(Collected data)
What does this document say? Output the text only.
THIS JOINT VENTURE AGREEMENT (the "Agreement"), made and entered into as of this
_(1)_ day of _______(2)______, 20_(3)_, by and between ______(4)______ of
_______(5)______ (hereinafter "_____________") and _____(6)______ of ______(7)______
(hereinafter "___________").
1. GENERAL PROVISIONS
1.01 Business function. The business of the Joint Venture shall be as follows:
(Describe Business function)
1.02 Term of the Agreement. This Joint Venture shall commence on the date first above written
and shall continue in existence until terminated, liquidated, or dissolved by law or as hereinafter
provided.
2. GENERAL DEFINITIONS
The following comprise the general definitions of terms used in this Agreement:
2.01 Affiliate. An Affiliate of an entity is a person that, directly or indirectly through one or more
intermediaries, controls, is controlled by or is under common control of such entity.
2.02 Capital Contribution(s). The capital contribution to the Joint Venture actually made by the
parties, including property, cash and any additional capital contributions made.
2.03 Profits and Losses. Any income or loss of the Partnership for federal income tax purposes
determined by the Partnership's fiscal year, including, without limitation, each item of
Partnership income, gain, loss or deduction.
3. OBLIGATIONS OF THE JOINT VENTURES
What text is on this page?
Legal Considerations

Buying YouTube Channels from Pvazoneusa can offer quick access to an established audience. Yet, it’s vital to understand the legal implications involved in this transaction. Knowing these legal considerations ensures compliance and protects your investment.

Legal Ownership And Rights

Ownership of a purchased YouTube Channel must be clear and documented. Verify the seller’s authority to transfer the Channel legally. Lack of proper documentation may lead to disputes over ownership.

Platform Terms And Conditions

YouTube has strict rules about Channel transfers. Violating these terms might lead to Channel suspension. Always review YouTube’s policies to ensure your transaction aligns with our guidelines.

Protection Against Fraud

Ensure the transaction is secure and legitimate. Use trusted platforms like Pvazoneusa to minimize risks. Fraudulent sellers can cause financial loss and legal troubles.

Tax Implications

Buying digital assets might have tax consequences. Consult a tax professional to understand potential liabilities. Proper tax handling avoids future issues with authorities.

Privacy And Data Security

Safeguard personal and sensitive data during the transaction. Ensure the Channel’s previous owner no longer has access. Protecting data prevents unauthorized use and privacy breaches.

Set task: Extract the entries above verbatim.

Reply to the exercise:
What does this document say? Output the text only.
THIS JOINT VENTURE AGREEMENT (the "Agreement"), made and entered into as of this
_(1)_ day of _______(2)______, 20_(3)_, by and between ______(4)______ of
_______(5)______ (hereinafter "_____________") and _____(6)______ of ______(7)______
(hereinafter "___________").
1. GENERAL PROVISIONS
1.01 Business function. The business of the Joint Venture shall be as follows:
(Describe Business function)
1.02 Term of the Agreement. This Joint Venture shall commence on the date first above written
and shall continue in existence until terminated, liquidated, or dissolved by law or as hereinafter
provided.
2. GENERAL DEFINITIONS
The following comprise the general definitions of terms used in this Agreement:
2.01 Affiliate. An Affiliate of an entity is a person that, directly or indirectly through one or more
intermediaries, controls, is controlled by or is under common control of such entity.
2.02 Capital Contribution(s). The capital contribution to the Joint Venture actually made by the
parties, including property, cash and any additional capital contributions made.
2.03 Profits and Losses. Any income or loss of the Partnership for federal income tax purposes
determined by the Partnership's fiscal year, including, without limitation, each item of
Partnership income, gain, loss or deduction.
3. OBLIGATIONS OF THE JOINT VENTURES
What text is on this page?
Legal Considerations

Buying YouTube Channels from Pvazoneusa can offer quick access to an established audience. Yet, it’s vital to understand the legal implications involved in this transaction. Knowing these legal considerations ensures compliance and protects your investment.

Legal Ownership And Rights

Ownership of a purchased YouTube Channel must be clear and documented. Verify the seller’s authority to transfer the Channel legally. Lack of proper documentation may lead to disputes over ownership.

Platform Terms And Conditions

YouTube has strict rules about Channel transfers. Violating these terms might lead to Channel suspension. Always review YouTube’s policies to ensure your transaction aligns with our guidelines.

Protection Against Fraud

Ensure the transaction is secure and legitimate. Use trusted platforms like Pvazoneusa to minimize risks. Fraudulent sellers can cause financial loss and legal troubles.

Tax Implications

Buying digital assets might have tax consequences. Consult a tax professional to understand potential liabilities. Proper tax handling avoids future issues with authorities.

Privacy And Data Security

Safeguard personal and sensitive data during the transaction. Ensure the Channel’s previous owner no longer has access. Protecting data prevents unauthorized use and privacy breaches.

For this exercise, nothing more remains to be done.